* WHAT IS ASKED
Rewrite the material from its first line through the line containing "paragraph-1: хамам и…" with "visual elements" changed to "visual components". Keep everything else the same.

[Records held in a dataset]
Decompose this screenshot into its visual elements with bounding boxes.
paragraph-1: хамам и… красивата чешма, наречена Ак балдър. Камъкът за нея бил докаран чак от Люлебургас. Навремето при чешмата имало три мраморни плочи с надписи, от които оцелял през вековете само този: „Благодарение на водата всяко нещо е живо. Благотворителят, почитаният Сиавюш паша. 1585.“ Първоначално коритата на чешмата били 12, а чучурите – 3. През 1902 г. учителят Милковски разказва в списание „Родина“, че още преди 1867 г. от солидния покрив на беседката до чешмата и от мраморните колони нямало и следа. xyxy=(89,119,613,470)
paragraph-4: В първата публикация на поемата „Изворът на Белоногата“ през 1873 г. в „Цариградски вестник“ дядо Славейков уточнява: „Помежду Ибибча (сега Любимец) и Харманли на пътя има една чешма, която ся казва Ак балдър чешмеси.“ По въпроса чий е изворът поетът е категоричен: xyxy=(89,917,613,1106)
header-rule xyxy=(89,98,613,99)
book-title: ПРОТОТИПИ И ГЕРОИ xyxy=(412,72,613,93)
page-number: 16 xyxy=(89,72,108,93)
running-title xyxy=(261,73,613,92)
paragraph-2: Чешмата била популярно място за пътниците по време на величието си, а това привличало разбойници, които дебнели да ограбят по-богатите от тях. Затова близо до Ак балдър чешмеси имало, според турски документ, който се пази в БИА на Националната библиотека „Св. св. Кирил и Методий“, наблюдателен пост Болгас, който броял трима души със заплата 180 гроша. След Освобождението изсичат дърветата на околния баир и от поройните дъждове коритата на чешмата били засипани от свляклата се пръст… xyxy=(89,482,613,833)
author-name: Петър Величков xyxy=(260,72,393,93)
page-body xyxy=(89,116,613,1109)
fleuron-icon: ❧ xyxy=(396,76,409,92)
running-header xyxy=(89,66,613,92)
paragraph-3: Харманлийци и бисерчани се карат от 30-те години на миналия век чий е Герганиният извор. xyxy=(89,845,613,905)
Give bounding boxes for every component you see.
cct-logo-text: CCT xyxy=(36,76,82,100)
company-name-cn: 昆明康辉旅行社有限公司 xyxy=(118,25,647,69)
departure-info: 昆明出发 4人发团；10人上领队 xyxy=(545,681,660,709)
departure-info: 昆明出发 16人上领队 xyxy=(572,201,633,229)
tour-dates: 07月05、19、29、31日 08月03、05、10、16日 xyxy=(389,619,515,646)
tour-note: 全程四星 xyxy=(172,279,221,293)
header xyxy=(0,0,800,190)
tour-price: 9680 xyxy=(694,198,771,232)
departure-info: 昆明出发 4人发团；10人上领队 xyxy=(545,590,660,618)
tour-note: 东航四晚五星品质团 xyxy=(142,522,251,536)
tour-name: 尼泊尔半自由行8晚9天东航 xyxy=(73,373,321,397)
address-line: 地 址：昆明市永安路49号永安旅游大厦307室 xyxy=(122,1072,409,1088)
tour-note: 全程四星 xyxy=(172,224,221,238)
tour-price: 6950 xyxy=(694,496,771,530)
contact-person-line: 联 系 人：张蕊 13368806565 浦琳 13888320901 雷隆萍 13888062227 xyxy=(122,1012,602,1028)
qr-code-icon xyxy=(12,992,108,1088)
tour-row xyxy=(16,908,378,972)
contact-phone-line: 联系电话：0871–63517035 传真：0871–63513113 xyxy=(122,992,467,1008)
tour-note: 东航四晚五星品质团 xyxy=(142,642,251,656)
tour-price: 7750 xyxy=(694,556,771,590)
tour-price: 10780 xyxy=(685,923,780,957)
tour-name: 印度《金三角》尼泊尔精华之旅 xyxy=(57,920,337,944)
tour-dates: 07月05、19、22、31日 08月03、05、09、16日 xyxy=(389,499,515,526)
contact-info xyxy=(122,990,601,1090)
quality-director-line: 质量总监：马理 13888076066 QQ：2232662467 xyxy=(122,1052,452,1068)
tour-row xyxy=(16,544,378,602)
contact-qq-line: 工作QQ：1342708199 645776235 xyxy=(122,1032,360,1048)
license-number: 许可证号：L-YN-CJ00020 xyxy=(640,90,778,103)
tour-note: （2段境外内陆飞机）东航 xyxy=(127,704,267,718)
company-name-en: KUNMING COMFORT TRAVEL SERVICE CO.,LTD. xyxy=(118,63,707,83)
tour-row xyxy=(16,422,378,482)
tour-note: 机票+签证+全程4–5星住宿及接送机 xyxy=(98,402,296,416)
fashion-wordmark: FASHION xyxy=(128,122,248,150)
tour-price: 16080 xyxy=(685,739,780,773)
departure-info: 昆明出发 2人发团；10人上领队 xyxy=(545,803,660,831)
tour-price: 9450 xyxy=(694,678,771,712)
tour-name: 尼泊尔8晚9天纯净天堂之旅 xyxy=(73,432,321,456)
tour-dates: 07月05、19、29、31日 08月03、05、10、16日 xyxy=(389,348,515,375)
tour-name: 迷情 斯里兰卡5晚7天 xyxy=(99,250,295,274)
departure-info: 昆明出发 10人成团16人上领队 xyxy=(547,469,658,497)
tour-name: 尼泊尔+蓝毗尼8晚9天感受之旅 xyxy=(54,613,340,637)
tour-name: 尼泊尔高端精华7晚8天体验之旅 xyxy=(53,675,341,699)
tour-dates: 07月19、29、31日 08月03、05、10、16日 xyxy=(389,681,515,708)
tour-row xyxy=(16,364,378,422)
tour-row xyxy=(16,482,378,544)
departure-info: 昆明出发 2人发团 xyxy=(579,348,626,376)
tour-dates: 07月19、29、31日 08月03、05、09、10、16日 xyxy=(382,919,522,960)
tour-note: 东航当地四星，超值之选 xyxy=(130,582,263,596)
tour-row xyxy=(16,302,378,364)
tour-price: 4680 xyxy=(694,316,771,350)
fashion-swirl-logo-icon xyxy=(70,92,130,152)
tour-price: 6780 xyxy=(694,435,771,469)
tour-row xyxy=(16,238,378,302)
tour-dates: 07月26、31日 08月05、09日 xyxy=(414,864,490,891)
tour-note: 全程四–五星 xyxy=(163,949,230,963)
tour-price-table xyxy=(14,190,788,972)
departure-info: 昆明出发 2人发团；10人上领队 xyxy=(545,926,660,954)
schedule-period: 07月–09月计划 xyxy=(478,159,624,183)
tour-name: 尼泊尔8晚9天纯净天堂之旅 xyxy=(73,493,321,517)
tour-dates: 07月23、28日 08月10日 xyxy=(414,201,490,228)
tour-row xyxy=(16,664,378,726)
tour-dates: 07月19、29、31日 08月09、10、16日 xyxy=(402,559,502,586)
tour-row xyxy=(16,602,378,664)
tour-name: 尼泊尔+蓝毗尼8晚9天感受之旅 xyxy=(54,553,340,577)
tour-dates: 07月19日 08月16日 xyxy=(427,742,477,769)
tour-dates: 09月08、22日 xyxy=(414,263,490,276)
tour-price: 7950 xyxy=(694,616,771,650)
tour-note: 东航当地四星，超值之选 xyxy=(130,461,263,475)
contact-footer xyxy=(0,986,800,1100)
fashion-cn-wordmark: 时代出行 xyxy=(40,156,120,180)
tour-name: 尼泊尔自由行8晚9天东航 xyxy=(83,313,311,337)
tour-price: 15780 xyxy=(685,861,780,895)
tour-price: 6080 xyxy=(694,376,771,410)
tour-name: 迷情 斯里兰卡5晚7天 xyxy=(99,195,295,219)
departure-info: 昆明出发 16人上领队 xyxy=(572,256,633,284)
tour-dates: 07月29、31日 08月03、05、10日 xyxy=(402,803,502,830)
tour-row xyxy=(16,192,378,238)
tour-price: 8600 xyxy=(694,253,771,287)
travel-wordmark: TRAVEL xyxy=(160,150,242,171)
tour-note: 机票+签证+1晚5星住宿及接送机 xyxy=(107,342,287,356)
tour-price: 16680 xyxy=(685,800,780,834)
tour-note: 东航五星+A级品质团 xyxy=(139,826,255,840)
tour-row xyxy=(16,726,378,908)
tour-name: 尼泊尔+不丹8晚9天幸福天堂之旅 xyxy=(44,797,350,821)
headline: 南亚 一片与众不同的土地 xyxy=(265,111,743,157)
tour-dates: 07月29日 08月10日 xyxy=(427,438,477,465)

* ANSWER TO THE EXERCISE
Decompose this screenshot into its visual components with bounding boxes.
paragraph-1: хамам и… красивата чешма, наречена Ак балдър. Камъкът за нея бил докаран чак от Люлебургас. Навремето при чешмата имало три мраморни плочи с надписи, от които оцелял през вековете само този: „Благодарение на водата всяко нещо е живо. Благотворителят, почитаният Сиавюш паша. 1585.“ Първоначално коритата на чешмата били 12, а чучурите – 3. През 1902 г. учителят Милковски разказва в списание „Родина“, че още преди 1867 г. от солидния покрив на беседката до чешмата и от мраморните колони нямало и следа. xyxy=(89,119,613,470)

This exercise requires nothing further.